SEITE:
==============================
Immobilienausblick für Bestandsbauten

Wohnungsmarkt in Heidenheim: Kaufen? Verkaufen? Oder noch abwarten?

Gestiegene Zinsen, eine abflauende Inflation, ein Einbruch im Bereich Neubau und teilweise verwirrende Vorgaben seitens der Gesetzgeber: Die Immobilienbranche hat nach wie vor mit Unwägbarkeiten zu kämpfen. Was kommt auf die Branche im Jahr 2024 zu?

Vor genau einem Jahr titelte die Heidenheimer Zeitung in ihrem Ausblick auf das Immobilienjahr 2023 „Vom Verkäufer- zum Käufermarkt“. Anlass war eine allgemein sinkende Nachfrage nach Bestandsimmobilien. In unserem heutigen Ausblick äußern Experten der Kreissparkasse, der Volksbank und zwei Immobilienmakler ihre Erwartungen für das Jahr 2024.

Wie ist die generelle Stimmungslage bei ihren Kunden, seien sie nun potenzielle Käufer oder Verkäufer?

Aufgrund des größeren Angebotes, besserer Vergleichsmöglichkeiten und der sich stabilisierenden Zinssituation bezeichnet Waldemar Ohm von Immobilien Taubert die Stimmung als „derzeit positiv“. Wer allerdings nicht unbedingt verkaufen müsse, warte ab, sagt Willi Illenberger, Leiter Immobilienfinanzierungen bei der Heidenheimer Volksbank, „Kaufinteressenten sind bei der Auswahl kritisch und achten auf einen fairen Preis“. Laut Günter Bosch, Büroleiter bei Remax Immobilien, warten viele Käufer auf sinkende Zinsen oder weiter sinkende Preise, Letzteres „wird es nur in sehr ländlichen Regionen geben“.

Mit welcher Marktentwicklung haben wir in den Bereichen Einfamilienhäuser, Doppel/Mehrfamilienhäuser und Eigentumswohnungen im Jahr 2024 jeweils zu rechnen?
==============================
DATENABSCHNITT:
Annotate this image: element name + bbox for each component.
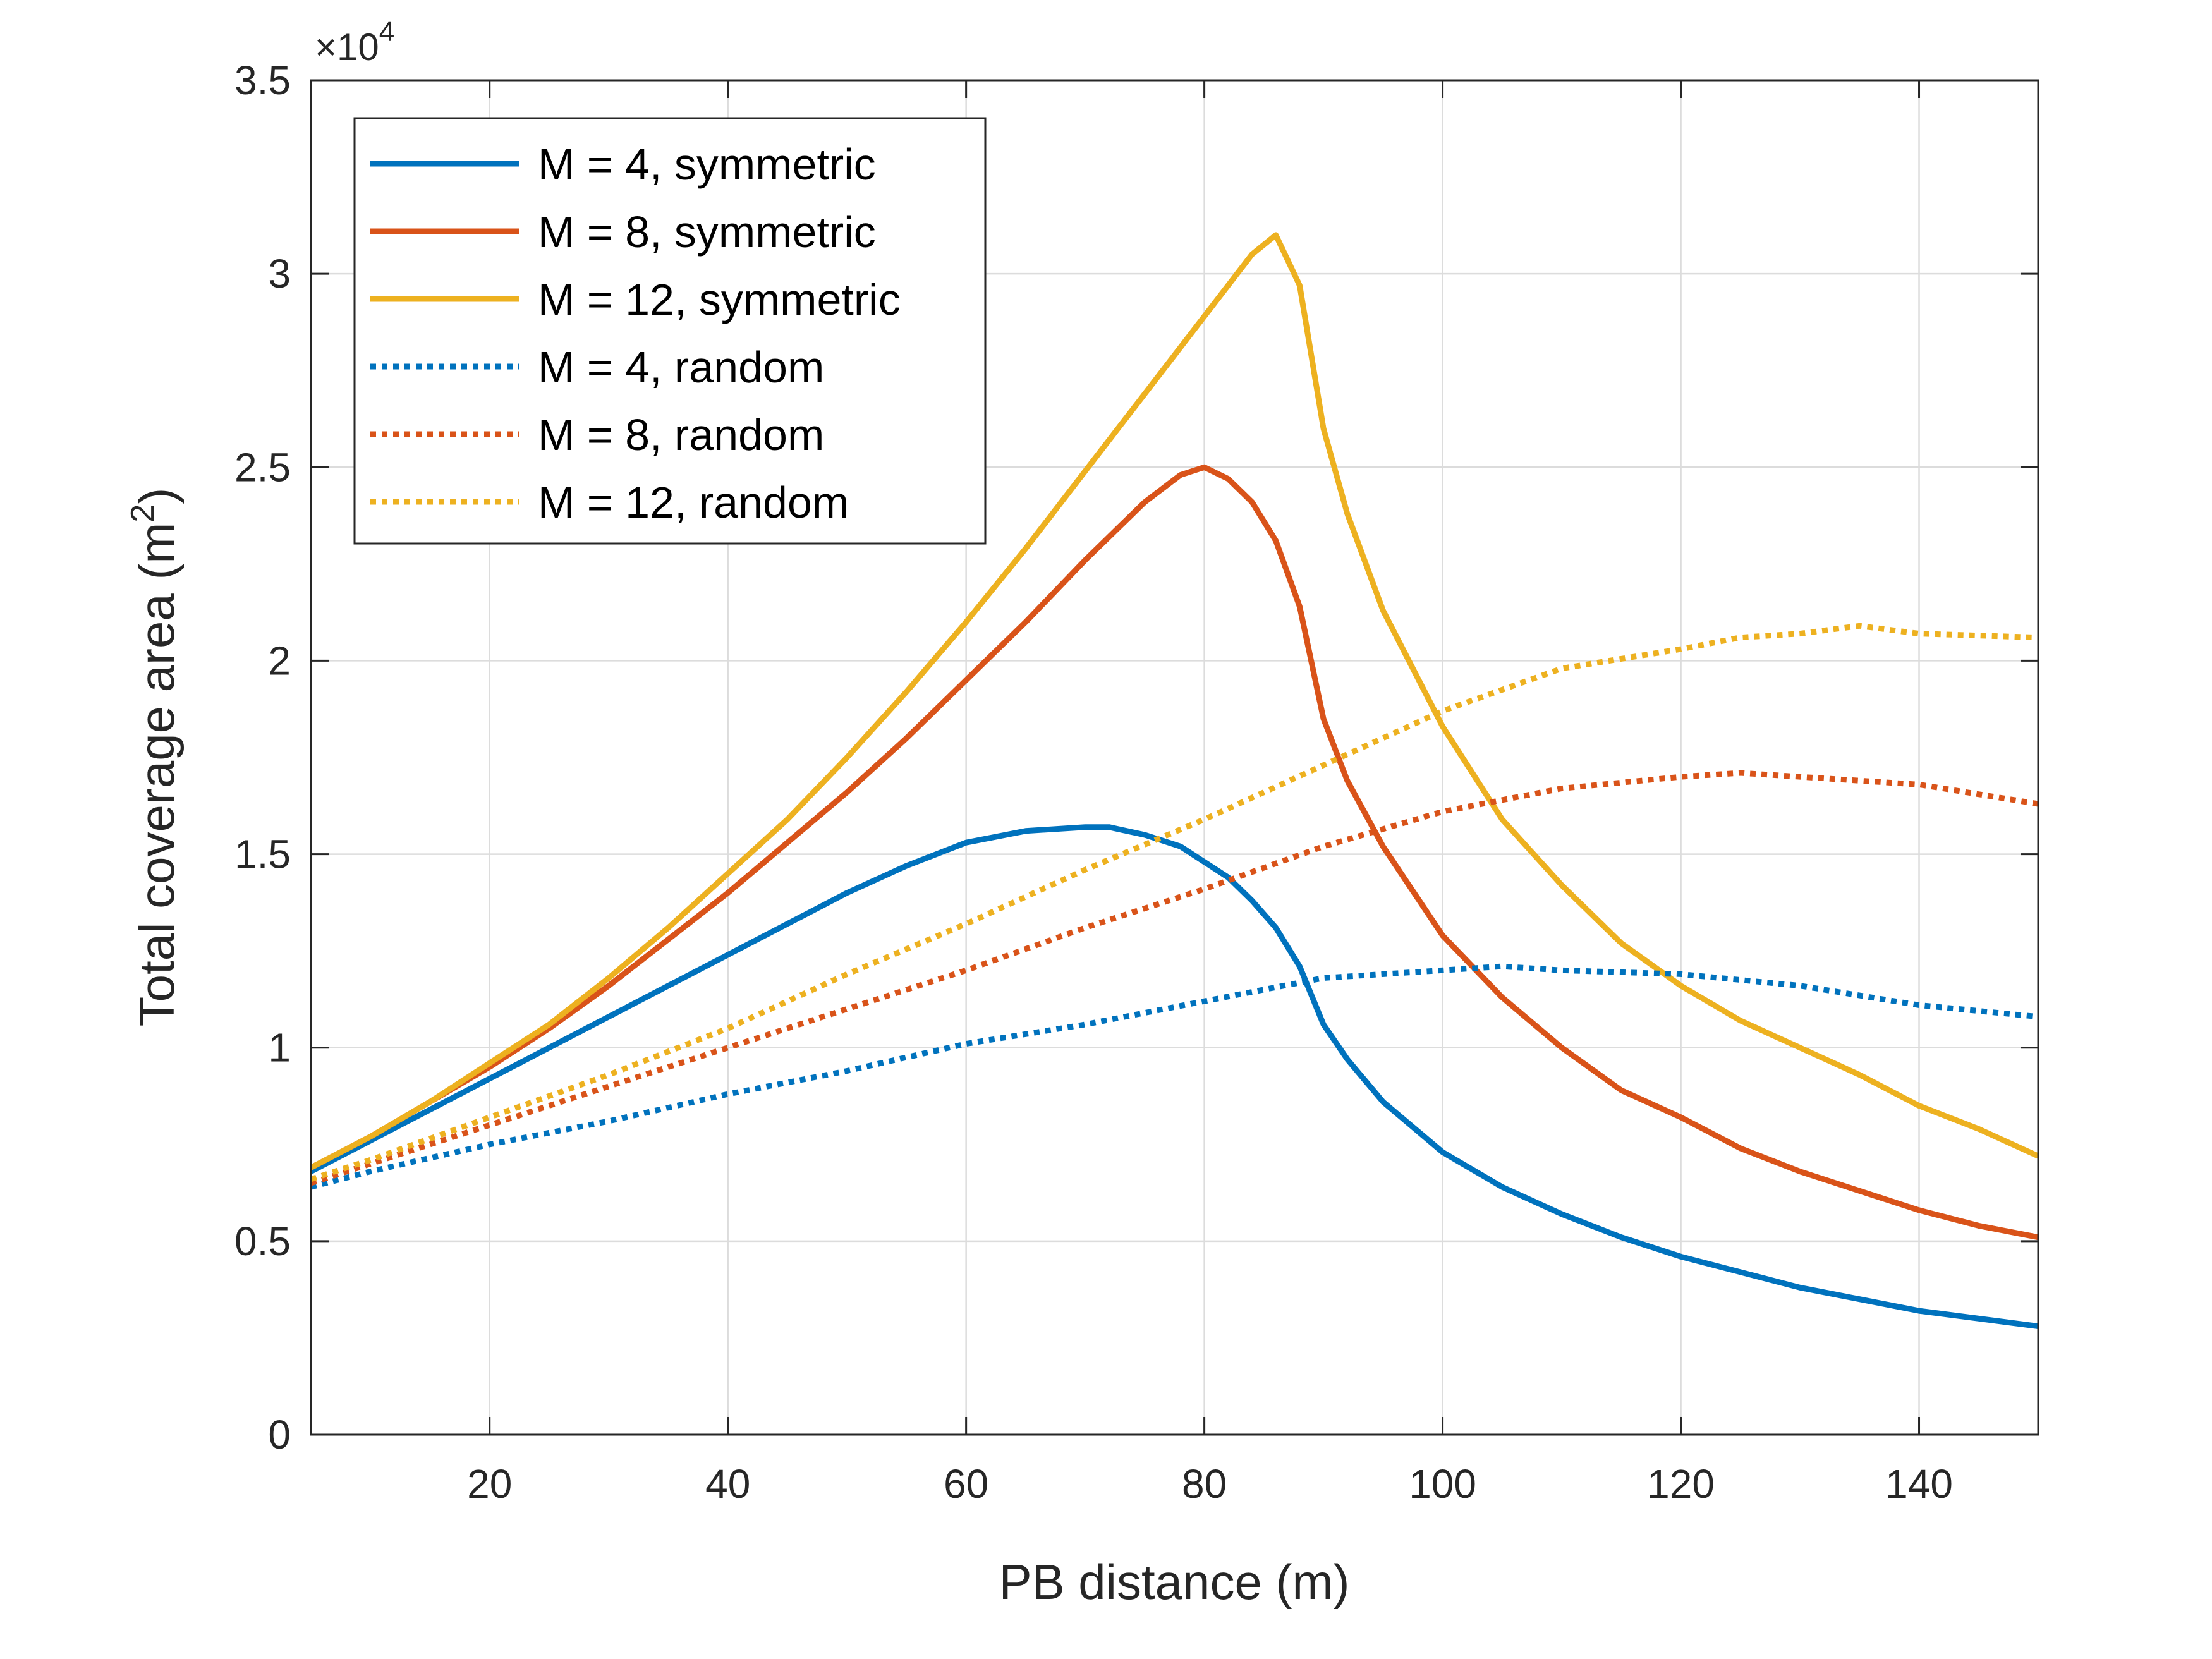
==============================
KURZE AUFGABE 1: Mit welcher Schlagzeile blickte die Heidenheimer Zeitung laut dem Artikel zum Heidenheimer Wohnungsmarkt auf das Immobilienjahr 2023 voraus?
KURZE AUFGABE 2: Schreibe den Artikel über den Heidenheimer Wohnungsmarkt ab seinem letzten Satz weiter.

ANTWORT 1: „Vom Verkäufer- zum Käufermarkt“

ANTWORT 2:
Der Bedarf an Wohnraum ist nach wie vor hoch, „ein Einfamilienhaus ist für viele Kaufinteressenten in der derzeitigen Marktsituation jedoch unerschwinglich. Daher müssen sie ihre Wohnraumwünsche reduzieren, indem sie sich auf den Kauf einer Doppelhaushälfte oder einer Eigentumswohnung fokussieren“, sagt Claus Burkhardt, Direktor Private Banking und Immobilien der Kreissparkasse Heidenheim. Waldemar Ohm erwartet eine stärkere Nachfrage bei Eigentumswohnungen im Vergleich zu Einfamilienhäusern oder Doppelhaushälften. Nach Ansicht von Günter Bosch haben Mehrfamilienhäuser den größten Abschwung bereits hinter sich und „ziehen wieder leicht an“.

Wie ist die aktuelle Marktlage bei hochpreisigen Immobilien, beispielsweise ab einer Million Euro aufwärts?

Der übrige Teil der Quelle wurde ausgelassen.